• [The task] Leave no picture in, and give every entry again exactly.

• [Data records]
----

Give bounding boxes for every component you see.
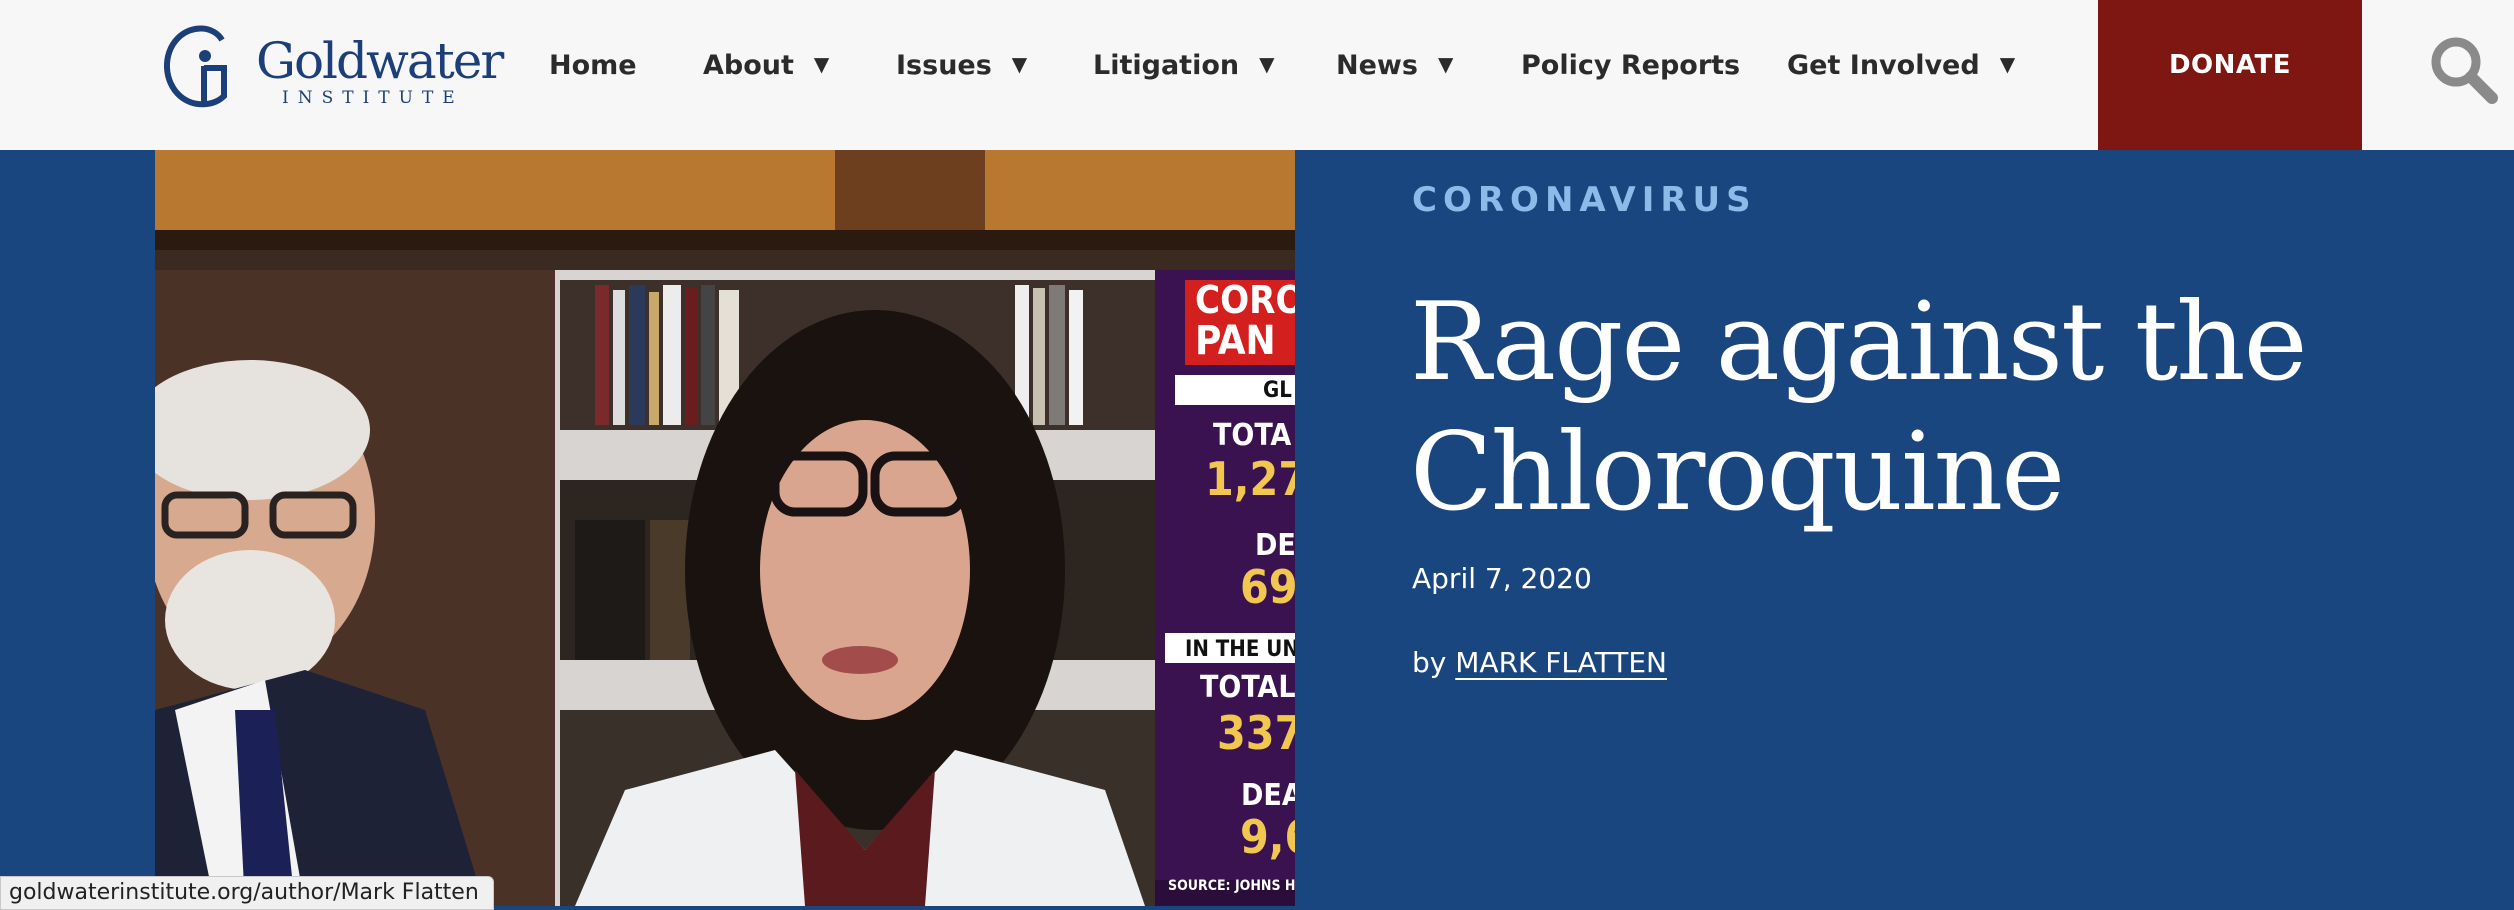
tv-value: 69 (1240, 560, 1295, 614)
byline: by MARK FLATTEN (1412, 646, 1667, 679)
article-date: April 7, 2020 (1412, 562, 1592, 595)
tv-banner-text: CORO (1195, 278, 1295, 322)
nav-get-involved[interactable]: Get Involved ▼ (1787, 46, 2015, 86)
hero-image: CORO PAN GL TOTA 1,27 DE 69 IN THE UN TO… (155, 150, 1295, 906)
title-line: Rage against the (1410, 280, 2308, 405)
nav-litigation[interactable]: Litigation ▼ (1093, 46, 1275, 86)
tv-value: 337 (1217, 706, 1295, 760)
nav-policy-reports[interactable]: Policy Reports (1521, 46, 1740, 86)
nav-label: Issues (896, 50, 992, 81)
tv-screenshot-illustration (155, 150, 1295, 906)
nav-label: Home (549, 50, 637, 81)
link-preview-statusbar: goldwaterinstitute.org/author/Mark Flatt… (0, 876, 494, 910)
tv-label: TOTAL (1200, 670, 1295, 705)
byline-prefix: by (1412, 646, 1447, 679)
statusbar-url: goldwaterinstitute.org/author/Mark Flatt… (9, 880, 479, 905)
caret-down-icon: ▼ (1011, 52, 1028, 76)
caret-down-icon: ▼ (1259, 52, 1275, 76)
search-button[interactable] (2424, 30, 2504, 110)
search-icon (2431, 37, 2498, 104)
caret-down-icon: ▼ (1999, 52, 2016, 76)
nav-issues[interactable]: Issues ▼ (896, 46, 1027, 86)
author-link[interactable]: MARK FLATTEN (1455, 646, 1667, 679)
tv-value: 9,6 (1240, 810, 1295, 864)
nav-label: Policy Reports (1521, 50, 1741, 81)
nav-about[interactable]: About ▼ (703, 46, 829, 86)
nav-home[interactable]: Home (549, 46, 637, 86)
tv-source: SOURCE: JOHNS H (1168, 878, 1295, 894)
nav-label: About (703, 50, 794, 81)
tv-label: IN THE UN (1185, 637, 1295, 662)
tv-banner-text: PAN (1195, 318, 1276, 364)
caret-down-icon: ▼ (813, 52, 830, 76)
category-link[interactable]: CORONAVIRUS (1412, 180, 1757, 220)
nav-label: News (1336, 50, 1418, 81)
nav-label: Litigation (1093, 50, 1240, 81)
caret-down-icon: ▼ (1437, 52, 1454, 76)
tv-value: 1,27 (1205, 452, 1295, 506)
site-header: Goldwater INSTITUTE Home About ▼ Issues ▼ … (0, 0, 2514, 150)
nav-news[interactable]: News ▼ (1336, 46, 1453, 86)
tv-label: GL (1263, 378, 1292, 403)
title-line: Chloroquine (1410, 410, 2065, 535)
tv-label: DEA (1241, 778, 1295, 813)
donate-button[interactable]: DONATE (2098, 0, 2362, 150)
tv-label: DE (1255, 528, 1295, 563)
tv-label: TOTA (1213, 418, 1292, 453)
article-title: Rage against the Chloroquine (1410, 278, 2450, 538)
nav-label: Get Involved (1787, 50, 1980, 81)
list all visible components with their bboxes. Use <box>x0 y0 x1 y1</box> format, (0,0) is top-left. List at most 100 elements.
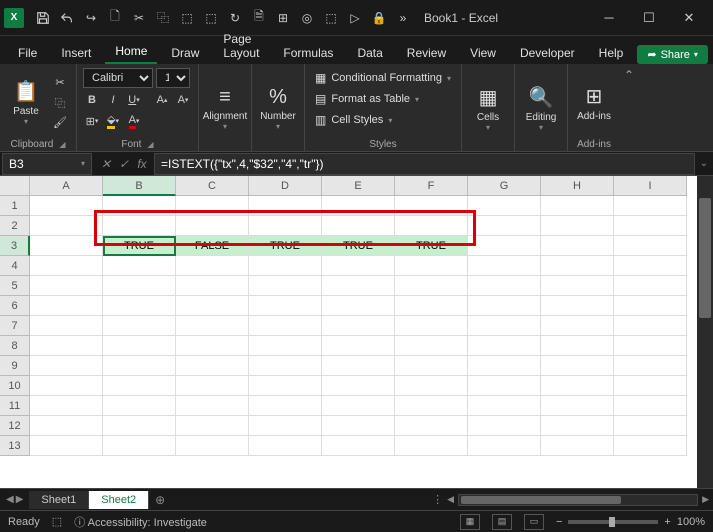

----

• [Problem solution]
Give bounding boxes for every component you see.
tv-value: 69 (1240, 560, 1295, 614)
byline: by MARK FLATTEN (1412, 646, 1667, 679)
article-date: April 7, 2020 (1412, 562, 1592, 595)
tv-banner-text: CORO (1195, 278, 1295, 322)
nav-get-involved[interactable]: Get Involved ▼ (1787, 46, 2015, 86)
hero-image: CORO PAN GL TOTA 1,27 DE 69 IN THE UN TO… (155, 150, 1295, 906)
title-line: Rage against the (1410, 280, 2308, 405)
nav-litigation[interactable]: Litigation ▼ (1093, 46, 1275, 86)
tv-value: 337 (1217, 706, 1295, 760)
nav-policy-reports[interactable]: Policy Reports (1521, 46, 1740, 86)
nav-label: Issues (896, 50, 992, 81)
tv-screenshot-illustration (155, 150, 1295, 906)
nav-label: Home (549, 50, 637, 81)
link-preview-statusbar: goldwaterinstitute.org/author/Mark Flatt… (0, 876, 494, 910)
tv-label: TOTAL (1200, 670, 1295, 705)
byline-prefix: by (1412, 646, 1447, 679)
statusbar-url: goldwaterinstitute.org/author/Mark Flatt… (9, 880, 479, 905)
caret-down-icon: ▼ (1011, 52, 1028, 76)
caret-down-icon: ▼ (1259, 52, 1275, 76)
search-button[interactable] (2424, 30, 2504, 110)
search-icon (2431, 37, 2498, 104)
caret-down-icon: ▼ (1999, 52, 2016, 76)
nav-issues[interactable]: Issues ▼ (896, 46, 1027, 86)
author-link[interactable]: MARK FLATTEN (1455, 646, 1667, 679)
tv-value: 9,6 (1240, 810, 1295, 864)
nav-label: Policy Reports (1521, 50, 1741, 81)
nav-about[interactable]: About ▼ (703, 46, 829, 86)
nav-home[interactable]: Home (549, 46, 637, 86)
tv-source: SOURCE: JOHNS H (1168, 878, 1295, 894)
nav-label: About (703, 50, 794, 81)
tv-label: IN THE UN (1185, 637, 1295, 662)
tv-banner-text: PAN (1195, 318, 1276, 364)
caret-down-icon: ▼ (813, 52, 830, 76)
category-link[interactable]: CORONAVIRUS (1412, 180, 1757, 220)
nav-label: News (1336, 50, 1418, 81)
nav-label: Litigation (1093, 50, 1240, 81)
caret-down-icon: ▼ (1437, 52, 1454, 76)
tv-value: 1,27 (1205, 452, 1295, 506)
site-header: Goldwater INSTITUTE Home About ▼ Issues ▼ … (0, 0, 2514, 150)
nav-news[interactable]: News ▼ (1336, 46, 1453, 86)
tv-label: GL (1263, 378, 1292, 403)
title-line: Chloroquine (1410, 410, 2065, 535)
tv-label: DEA (1241, 778, 1295, 813)
donate-button[interactable]: DONATE (2098, 0, 2362, 150)
tv-label: DE (1255, 528, 1295, 563)
tv-label: TOTA (1213, 418, 1292, 453)
article-title: Rage against the Chloroquine (1410, 278, 2450, 538)
nav-label: Get Involved (1787, 50, 1980, 81)
list all visible components with their bboxes. Use <box>x0 y0 x1 y1</box> format, (0,0) is top-left. List at most 100 elements.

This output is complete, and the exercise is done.